#### Recorded information ####
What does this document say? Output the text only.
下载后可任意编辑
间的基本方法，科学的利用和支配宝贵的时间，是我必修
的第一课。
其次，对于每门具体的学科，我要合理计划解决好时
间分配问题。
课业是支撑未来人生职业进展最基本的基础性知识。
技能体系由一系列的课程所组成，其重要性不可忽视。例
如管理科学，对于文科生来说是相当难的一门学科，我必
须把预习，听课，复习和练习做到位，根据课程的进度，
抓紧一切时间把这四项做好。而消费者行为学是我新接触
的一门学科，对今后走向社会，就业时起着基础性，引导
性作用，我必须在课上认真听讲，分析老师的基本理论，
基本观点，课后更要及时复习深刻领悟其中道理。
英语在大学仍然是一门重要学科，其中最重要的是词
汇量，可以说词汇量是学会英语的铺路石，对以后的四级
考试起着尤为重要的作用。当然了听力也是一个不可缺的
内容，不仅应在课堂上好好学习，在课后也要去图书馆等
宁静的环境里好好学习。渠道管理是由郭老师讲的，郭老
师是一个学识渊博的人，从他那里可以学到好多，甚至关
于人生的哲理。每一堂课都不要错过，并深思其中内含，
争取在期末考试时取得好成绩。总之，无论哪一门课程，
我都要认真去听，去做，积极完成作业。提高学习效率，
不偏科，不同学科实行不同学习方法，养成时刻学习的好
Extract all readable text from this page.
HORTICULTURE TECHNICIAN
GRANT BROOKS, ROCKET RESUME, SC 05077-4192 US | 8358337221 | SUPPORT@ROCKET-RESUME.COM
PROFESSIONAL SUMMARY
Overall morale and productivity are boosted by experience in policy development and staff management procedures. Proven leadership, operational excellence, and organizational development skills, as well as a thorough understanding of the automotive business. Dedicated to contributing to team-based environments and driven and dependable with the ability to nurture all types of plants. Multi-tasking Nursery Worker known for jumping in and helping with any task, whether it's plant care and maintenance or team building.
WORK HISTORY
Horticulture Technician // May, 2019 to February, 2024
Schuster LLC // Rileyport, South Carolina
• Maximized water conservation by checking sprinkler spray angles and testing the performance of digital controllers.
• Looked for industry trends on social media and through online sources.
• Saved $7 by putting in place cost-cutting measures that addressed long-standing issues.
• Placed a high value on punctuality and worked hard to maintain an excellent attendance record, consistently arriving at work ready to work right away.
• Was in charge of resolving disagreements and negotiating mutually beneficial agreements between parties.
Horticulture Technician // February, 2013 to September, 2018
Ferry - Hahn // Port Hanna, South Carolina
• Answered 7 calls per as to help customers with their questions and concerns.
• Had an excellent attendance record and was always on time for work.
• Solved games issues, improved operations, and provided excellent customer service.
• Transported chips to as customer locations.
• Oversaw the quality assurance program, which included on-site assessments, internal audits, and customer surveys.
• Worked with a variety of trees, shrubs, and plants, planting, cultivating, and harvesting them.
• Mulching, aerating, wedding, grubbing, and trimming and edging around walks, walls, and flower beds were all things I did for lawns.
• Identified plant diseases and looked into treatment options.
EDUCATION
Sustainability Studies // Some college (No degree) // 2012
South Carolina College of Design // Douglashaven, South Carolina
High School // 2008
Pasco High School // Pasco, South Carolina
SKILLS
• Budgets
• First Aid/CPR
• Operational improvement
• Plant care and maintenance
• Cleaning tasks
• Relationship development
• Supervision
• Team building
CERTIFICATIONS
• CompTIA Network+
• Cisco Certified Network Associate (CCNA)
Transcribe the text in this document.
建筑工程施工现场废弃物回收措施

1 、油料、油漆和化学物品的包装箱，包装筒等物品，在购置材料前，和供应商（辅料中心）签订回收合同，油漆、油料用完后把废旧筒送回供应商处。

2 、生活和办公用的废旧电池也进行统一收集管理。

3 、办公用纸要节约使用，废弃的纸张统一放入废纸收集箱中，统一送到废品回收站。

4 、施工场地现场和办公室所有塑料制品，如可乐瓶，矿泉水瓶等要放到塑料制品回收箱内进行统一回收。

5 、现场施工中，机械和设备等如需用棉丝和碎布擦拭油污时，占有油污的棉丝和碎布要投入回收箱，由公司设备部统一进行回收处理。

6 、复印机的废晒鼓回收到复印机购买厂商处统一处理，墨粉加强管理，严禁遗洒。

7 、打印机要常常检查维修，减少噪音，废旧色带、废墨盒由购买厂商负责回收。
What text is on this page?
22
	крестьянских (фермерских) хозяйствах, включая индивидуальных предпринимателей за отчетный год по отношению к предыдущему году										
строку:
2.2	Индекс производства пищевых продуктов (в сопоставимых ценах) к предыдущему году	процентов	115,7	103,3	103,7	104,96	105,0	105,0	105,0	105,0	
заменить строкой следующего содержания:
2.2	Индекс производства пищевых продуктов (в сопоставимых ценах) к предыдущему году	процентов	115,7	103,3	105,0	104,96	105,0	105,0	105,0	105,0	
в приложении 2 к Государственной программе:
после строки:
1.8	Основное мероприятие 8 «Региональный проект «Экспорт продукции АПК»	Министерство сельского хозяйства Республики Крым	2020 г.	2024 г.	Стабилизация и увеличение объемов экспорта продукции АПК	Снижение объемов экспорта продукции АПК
####
Can you give every line above again, exactly as written?

What does this document say? Output the text only.
下载后可任意编辑
间的基本方法，科学的利用和支配宝贵的时间，是我必修
的第一课。
其次，对于每门具体的学科，我要合理计划解决好时
间分配问题。
课业是支撑未来人生职业进展最基本的基础性知识。
技能体系由一系列的课程所组成，其重要性不可忽视。例
如管理科学，对于文科生来说是相当难的一门学科，我必
须把预习，听课，复习和练习做到位，根据课程的进度，
抓紧一切时间把这四项做好。而消费者行为学是我新接触
的一门学科，对今后走向社会，就业时起着基础性，引导
性作用，我必须在课上认真听讲，分析老师的基本理论，
基本观点，课后更要及时复习深刻领悟其中道理。
英语在大学仍然是一门重要学科，其中最重要的是词
汇量，可以说词汇量是学会英语的铺路石，对以后的四级
考试起着尤为重要的作用。当然了听力也是一个不可缺的
内容，不仅应在课堂上好好学习，在课后也要去图书馆等
宁静的环境里好好学习。渠道管理是由郭老师讲的，郭老
师是一个学识渊博的人，从他那里可以学到好多，甚至关
于人生的哲理。每一堂课都不要错过，并深思其中内含，
争取在期末考试时取得好成绩。总之，无论哪一门课程，
我都要认真去听，去做，积极完成作业。提高学习效率，
不偏科，不同学科实行不同学习方法，养成时刻学习的好
Extract all readable text from this page.
HORTICULTURE TECHNICIAN
GRANT BROOKS, ROCKET RESUME, SC 05077-4192 US | 8358337221 | SUPPORT@ROCKET-RESUME.COM
PROFESSIONAL SUMMARY
Overall morale and productivity are boosted by experience in policy development and staff management procedures. Proven leadership, operational excellence, and organizational development skills, as well as a thorough understanding of the automotive business. Dedicated to contributing to team-based environments and driven and dependable with the ability to nurture all types of plants. Multi-tasking Nursery Worker known for jumping in and helping with any task, whether it's plant care and maintenance or team building.
WORK HISTORY
Horticulture Technician // May, 2019 to February, 2024
Schuster LLC // Rileyport, South Carolina
• Maximized water conservation by checking sprinkler spray angles and testing the performance of digital controllers.
• Looked for industry trends on social media and through online sources.
• Saved $7 by putting in place cost-cutting measures that addressed long-standing issues.
• Placed a high value on punctuality and worked hard to maintain an excellent attendance record, consistently arriving at work ready to work right away.
• Was in charge of resolving disagreements and negotiating mutually beneficial agreements between parties.
Horticulture Technician // February, 2013 to September, 2018
Ferry - Hahn // Port Hanna, South Carolina
• Answered 7 calls per as to help customers with their questions and concerns.
• Had an excellent attendance record and was always on time for work.
• Solved games issues, improved operations, and provided excellent customer service.
• Transported chips to as customer locations.
• Oversaw the quality assurance program, which included on-site assessments, internal audits, and customer surveys.
• Worked with a variety of trees, shrubs, and plants, planting, cultivating, and harvesting them.
• Mulching, aerating, wedding, grubbing, and trimming and edging around walks, walls, and flower beds were all things I did for lawns.
• Identified plant diseases and looked into treatment options.
EDUCATION
Sustainability Studies // Some college (No degree) // 2012
South Carolina College of Design // Douglashaven, South Carolina
High School // 2008
Pasco High School // Pasco, South Carolina
SKILLS
• Budgets
• First Aid/CPR
• Operational improvement
• Plant care and maintenance
• Cleaning tasks
• Relationship development
• Supervision
• Team building
CERTIFICATIONS
• CompTIA Network+
• Cisco Certified Network Associate (CCNA)
Transcribe the text in this document.
建筑工程施工现场废弃物回收措施

1 、油料、油漆和化学物品的包装箱，包装筒等物品，在购置材料前，和供应商（辅料中心）签订回收合同，油漆、油料用完后把废旧筒送回供应商处。

2 、生活和办公用的废旧电池也进行统一收集管理。

3 、办公用纸要节约使用，废弃的纸张统一放入废纸收集箱中，统一送到废品回收站。

4 、施工场地现场和办公室所有塑料制品，如可乐瓶，矿泉水瓶等要放到塑料制品回收箱内进行统一回收。

5 、现场施工中，机械和设备等如需用棉丝和碎布擦拭油污时，占有油污的棉丝和碎布要投入回收箱，由公司设备部统一进行回收处理。

6 、复印机的废晒鼓回收到复印机购买厂商处统一处理，墨粉加强管理，严禁遗洒。

7 、打印机要常常检查维修，减少噪音，废旧色带、废墨盒由购买厂商负责回收。
What text is on this page?
22
	крестьянских (фермерских) хозяйствах, включая индивидуальных предпринимателей за отчетный год по отношению к предыдущему году										
строку:
2.2	Индекс производства пищевых продуктов (в сопоставимых ценах) к предыдущему году	процентов	115,7	103,3	103,7	104,96	105,0	105,0	105,0	105,0	
заменить строкой следующего содержания:
2.2	Индекс производства пищевых продуктов (в сопоставимых ценах) к предыдущему году	процентов	115,7	103,3	105,0	104,96	105,0	105,0	105,0	105,0	
в приложении 2 к Государственной программе:
после строки:
1.8	Основное мероприятие 8 «Региональный проект «Экспорт продукции АПК»	Министерство сельского хозяйства Республики Крым	2020 г.	2024 г.	Стабилизация и увеличение объемов экспорта продукции АПК	Снижение объемов экспорта продукции АПК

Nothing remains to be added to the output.